■ **Stored data**
▬▬▬▬▬▬▬▬▬▬

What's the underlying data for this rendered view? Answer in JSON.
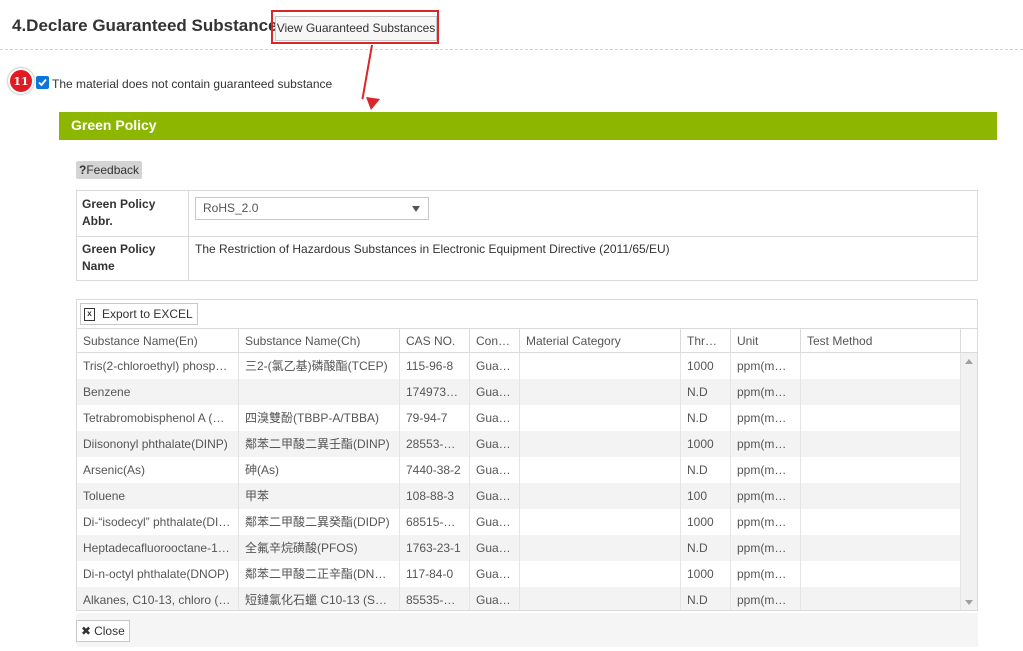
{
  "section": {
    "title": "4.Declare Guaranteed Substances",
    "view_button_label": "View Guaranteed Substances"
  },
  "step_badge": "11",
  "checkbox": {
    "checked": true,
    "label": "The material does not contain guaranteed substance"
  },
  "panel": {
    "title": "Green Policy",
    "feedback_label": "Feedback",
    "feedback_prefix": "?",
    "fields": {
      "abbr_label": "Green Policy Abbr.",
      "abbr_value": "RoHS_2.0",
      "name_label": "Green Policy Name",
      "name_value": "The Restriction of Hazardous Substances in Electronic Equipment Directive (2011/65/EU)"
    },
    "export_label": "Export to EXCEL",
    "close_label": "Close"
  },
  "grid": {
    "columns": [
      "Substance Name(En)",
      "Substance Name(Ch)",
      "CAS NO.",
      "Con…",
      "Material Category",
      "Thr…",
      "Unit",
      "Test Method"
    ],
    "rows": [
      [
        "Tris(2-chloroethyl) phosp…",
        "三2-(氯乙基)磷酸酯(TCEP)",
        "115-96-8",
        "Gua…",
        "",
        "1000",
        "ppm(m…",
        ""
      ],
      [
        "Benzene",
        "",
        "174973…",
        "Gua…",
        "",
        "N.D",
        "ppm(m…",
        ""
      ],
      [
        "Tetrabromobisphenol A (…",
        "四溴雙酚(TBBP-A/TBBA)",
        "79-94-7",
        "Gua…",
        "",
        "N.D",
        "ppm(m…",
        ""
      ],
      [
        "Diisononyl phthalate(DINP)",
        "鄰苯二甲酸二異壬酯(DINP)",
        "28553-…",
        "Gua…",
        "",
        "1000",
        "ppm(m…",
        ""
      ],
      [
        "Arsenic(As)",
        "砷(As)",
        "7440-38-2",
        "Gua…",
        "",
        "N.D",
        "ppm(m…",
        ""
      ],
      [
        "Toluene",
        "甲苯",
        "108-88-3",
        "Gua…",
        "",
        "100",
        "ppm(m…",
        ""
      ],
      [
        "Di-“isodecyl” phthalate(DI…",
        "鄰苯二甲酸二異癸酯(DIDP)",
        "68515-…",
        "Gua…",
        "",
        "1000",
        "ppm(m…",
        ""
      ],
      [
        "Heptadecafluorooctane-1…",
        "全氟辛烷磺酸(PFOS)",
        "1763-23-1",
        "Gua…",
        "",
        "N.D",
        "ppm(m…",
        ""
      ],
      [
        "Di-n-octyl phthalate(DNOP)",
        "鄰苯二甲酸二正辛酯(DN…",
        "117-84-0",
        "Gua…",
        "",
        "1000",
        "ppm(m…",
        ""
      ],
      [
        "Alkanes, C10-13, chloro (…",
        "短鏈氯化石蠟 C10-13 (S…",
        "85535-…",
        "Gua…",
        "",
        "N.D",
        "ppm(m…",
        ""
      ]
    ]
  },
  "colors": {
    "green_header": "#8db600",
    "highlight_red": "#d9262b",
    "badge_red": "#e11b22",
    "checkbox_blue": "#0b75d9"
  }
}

▬▬▬▬▬▬▬▬▬▬

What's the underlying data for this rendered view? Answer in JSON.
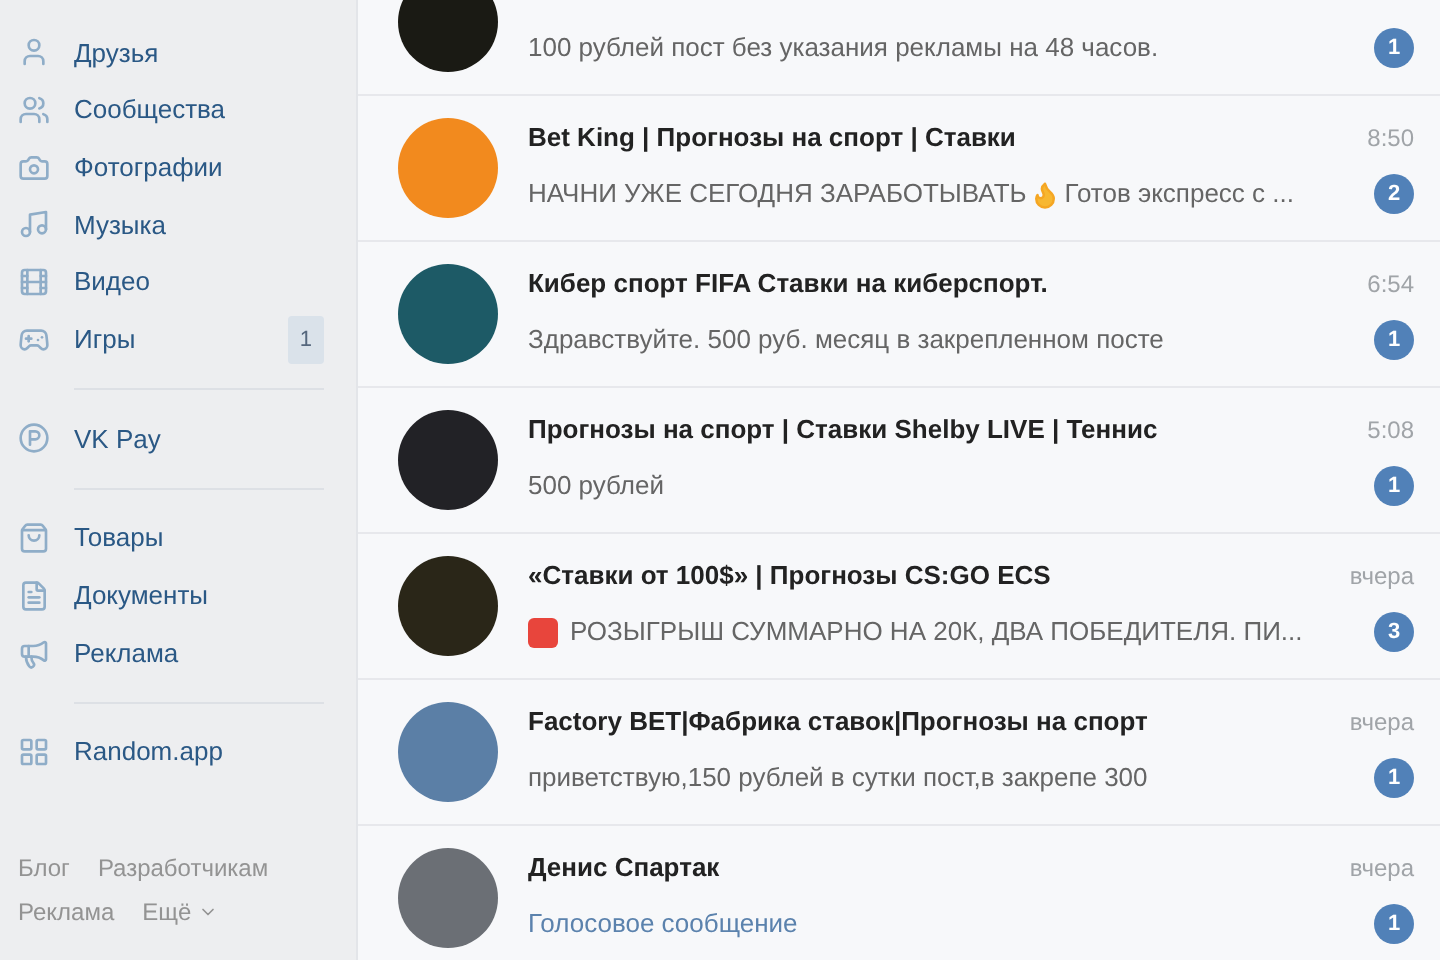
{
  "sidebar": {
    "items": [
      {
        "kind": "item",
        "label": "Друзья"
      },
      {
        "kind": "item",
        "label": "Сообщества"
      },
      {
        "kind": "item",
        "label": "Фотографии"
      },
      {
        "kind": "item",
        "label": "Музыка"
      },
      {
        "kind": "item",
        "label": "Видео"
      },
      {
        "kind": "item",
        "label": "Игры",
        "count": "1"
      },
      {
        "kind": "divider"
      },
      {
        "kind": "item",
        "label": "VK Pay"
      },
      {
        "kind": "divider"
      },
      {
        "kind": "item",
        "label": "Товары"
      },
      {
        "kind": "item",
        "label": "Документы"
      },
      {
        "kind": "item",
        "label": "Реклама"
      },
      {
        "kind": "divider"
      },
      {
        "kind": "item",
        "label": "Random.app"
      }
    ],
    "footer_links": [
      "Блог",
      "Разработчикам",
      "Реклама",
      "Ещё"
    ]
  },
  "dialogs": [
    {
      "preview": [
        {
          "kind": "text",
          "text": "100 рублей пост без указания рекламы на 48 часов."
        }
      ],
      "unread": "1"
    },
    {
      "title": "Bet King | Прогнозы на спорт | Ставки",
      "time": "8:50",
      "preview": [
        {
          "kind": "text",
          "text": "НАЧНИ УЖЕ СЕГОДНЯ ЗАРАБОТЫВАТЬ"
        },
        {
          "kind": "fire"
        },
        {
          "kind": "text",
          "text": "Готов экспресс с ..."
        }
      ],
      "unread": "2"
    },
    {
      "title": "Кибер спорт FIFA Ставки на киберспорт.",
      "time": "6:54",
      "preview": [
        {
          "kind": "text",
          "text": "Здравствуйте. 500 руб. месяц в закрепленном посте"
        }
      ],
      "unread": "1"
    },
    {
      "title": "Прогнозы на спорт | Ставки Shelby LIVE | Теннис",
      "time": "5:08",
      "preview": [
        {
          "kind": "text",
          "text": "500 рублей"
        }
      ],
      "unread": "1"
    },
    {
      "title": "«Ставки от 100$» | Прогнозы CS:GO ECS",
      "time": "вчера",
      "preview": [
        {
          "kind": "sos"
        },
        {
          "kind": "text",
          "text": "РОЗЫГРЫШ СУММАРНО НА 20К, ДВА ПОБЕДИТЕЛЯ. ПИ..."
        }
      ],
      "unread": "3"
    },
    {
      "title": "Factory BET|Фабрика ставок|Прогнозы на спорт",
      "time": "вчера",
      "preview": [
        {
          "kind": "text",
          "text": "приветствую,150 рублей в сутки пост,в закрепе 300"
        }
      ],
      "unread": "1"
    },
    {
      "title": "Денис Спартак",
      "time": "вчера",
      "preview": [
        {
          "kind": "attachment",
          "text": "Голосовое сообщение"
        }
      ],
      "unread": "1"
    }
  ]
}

▬▬▬▬▬▬▬▬▬▬

■ **Direction**
From the data, collect all lines where the string "phthalate" appears.

■ **Exercise solution**
        "Diisononyl phthalate(DINP)",
        "Di-“isodecyl” phthalate(DI…",
        "Di-n-octyl phthalate(DNOP)",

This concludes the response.